[start of RECORDS SUPPLIED]

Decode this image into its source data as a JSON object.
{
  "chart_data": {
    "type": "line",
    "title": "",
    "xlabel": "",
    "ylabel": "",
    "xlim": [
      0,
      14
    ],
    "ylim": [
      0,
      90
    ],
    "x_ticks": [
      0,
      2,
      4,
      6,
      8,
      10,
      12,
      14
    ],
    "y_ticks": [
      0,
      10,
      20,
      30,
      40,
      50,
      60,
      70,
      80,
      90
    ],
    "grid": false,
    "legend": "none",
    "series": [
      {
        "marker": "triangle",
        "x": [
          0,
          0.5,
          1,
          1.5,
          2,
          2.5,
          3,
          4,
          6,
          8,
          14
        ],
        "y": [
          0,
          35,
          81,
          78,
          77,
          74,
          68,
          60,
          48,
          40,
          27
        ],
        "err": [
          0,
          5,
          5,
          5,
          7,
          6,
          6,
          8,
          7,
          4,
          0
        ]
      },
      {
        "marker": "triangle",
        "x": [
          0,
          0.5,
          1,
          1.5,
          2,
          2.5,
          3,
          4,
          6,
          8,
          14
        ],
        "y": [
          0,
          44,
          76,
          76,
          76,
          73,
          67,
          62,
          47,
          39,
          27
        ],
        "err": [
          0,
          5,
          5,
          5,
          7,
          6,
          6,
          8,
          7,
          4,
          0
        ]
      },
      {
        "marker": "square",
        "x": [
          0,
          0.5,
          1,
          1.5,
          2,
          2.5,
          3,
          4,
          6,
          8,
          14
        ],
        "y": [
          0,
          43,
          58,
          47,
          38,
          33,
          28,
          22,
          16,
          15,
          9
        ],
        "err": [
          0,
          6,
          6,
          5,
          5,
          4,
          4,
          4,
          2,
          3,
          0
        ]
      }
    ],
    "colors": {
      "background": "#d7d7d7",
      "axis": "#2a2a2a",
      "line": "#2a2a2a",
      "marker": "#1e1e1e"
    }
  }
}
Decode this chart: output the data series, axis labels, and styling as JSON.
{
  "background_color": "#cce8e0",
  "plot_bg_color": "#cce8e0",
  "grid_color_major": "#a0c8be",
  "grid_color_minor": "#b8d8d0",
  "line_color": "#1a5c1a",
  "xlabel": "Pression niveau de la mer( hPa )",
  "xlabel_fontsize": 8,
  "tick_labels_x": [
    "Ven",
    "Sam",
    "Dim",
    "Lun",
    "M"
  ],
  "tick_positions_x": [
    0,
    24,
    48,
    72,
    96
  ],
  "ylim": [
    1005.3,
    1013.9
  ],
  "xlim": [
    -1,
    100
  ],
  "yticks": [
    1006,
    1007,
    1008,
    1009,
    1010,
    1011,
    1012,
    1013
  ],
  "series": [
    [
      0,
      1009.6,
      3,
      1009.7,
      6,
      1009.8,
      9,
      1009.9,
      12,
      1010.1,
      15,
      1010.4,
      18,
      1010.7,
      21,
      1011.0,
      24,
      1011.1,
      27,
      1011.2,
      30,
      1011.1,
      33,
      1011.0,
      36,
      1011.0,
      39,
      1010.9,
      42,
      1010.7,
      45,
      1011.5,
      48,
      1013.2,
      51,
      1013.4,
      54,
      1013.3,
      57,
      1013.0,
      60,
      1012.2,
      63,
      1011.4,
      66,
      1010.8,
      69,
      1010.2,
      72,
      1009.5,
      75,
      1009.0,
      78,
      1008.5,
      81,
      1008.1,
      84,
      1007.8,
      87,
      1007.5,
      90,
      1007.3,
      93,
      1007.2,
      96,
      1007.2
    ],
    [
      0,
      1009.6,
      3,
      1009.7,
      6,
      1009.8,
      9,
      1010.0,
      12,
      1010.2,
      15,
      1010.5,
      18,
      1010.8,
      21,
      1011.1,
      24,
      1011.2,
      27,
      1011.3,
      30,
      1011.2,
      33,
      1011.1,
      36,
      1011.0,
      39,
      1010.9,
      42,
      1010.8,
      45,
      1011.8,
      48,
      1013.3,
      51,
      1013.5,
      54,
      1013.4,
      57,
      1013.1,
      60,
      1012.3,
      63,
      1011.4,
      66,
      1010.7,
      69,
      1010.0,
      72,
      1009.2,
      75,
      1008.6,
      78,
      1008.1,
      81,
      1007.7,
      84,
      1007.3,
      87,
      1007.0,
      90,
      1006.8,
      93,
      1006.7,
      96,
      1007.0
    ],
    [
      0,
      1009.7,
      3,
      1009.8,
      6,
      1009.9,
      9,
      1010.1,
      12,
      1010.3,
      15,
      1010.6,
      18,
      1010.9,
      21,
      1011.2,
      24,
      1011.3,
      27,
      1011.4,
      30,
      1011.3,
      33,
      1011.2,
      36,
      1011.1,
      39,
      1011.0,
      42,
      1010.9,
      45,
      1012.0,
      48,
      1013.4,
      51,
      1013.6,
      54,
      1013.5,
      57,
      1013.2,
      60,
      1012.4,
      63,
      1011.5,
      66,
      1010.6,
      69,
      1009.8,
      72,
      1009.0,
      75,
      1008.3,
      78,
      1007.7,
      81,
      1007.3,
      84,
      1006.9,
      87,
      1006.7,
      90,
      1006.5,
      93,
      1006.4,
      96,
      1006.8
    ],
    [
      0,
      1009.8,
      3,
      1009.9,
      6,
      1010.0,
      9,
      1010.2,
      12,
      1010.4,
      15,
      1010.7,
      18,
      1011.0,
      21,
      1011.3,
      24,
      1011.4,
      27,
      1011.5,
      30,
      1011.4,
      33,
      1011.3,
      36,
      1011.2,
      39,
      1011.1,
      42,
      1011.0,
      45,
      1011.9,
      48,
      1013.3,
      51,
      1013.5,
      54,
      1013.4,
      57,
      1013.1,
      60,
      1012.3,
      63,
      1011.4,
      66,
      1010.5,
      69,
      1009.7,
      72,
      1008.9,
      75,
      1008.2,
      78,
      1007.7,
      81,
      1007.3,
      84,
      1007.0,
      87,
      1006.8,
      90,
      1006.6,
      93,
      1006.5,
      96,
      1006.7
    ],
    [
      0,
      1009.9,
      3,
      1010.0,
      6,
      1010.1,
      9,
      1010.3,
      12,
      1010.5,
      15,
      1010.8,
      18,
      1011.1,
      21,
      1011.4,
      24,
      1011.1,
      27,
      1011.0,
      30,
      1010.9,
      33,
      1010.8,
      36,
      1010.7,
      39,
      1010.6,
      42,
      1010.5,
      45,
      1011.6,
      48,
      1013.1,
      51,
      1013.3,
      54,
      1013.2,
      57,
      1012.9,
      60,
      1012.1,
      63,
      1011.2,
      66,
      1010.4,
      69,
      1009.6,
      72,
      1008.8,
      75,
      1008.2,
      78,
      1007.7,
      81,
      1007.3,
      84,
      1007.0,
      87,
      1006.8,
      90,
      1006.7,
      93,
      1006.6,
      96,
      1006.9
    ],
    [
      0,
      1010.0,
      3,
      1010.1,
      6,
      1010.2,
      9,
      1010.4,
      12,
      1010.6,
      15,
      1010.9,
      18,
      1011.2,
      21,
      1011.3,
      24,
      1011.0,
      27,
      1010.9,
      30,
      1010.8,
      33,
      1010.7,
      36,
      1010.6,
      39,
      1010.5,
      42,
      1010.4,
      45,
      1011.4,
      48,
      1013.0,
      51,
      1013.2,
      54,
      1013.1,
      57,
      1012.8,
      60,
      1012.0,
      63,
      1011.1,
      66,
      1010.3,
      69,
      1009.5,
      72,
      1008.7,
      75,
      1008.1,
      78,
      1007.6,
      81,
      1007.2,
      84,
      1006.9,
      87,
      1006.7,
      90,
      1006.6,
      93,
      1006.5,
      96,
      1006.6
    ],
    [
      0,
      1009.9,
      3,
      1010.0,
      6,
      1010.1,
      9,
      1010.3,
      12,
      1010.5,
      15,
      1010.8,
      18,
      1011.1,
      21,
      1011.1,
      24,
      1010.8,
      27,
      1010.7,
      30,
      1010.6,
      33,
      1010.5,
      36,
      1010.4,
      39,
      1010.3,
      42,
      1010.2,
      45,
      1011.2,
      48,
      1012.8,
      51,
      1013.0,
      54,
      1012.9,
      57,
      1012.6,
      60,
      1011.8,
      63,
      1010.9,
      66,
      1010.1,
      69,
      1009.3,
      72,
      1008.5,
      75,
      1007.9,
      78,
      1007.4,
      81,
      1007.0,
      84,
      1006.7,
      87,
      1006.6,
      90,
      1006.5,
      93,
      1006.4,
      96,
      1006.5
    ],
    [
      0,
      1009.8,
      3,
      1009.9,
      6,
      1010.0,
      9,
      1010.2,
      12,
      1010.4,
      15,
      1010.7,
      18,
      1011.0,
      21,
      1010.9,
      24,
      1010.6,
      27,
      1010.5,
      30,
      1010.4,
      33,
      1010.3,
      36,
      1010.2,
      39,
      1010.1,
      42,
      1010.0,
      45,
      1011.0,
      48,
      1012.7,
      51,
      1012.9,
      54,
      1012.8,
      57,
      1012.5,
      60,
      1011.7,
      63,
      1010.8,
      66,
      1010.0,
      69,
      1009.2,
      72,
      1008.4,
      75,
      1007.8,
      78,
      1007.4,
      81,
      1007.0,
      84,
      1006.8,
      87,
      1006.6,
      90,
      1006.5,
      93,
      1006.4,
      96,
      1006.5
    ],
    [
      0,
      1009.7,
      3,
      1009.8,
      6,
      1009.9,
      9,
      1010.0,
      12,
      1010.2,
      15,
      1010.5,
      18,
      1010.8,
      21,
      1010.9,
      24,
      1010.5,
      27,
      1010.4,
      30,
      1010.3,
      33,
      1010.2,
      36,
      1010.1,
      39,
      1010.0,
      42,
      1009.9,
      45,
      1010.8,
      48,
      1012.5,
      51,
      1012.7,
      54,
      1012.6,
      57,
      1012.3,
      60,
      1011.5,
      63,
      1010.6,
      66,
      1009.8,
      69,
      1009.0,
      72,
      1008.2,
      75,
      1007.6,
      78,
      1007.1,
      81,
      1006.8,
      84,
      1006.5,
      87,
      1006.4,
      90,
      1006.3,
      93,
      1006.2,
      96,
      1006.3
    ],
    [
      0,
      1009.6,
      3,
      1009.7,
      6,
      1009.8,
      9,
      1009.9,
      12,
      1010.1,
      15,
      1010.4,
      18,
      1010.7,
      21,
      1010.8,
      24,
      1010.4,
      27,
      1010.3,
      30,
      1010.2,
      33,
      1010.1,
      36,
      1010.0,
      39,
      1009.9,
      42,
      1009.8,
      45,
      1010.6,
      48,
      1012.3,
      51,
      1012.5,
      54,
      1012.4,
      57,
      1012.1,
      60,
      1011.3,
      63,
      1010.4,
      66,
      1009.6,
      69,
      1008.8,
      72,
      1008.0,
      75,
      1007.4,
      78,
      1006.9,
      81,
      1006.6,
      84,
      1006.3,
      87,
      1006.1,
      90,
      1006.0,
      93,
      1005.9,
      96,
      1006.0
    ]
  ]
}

[end of RECORDS SUPPLIED]

Of the lines in the material, how many include "series"? Respond with the number alone.

_ANSWER TO THIS TASK_: 3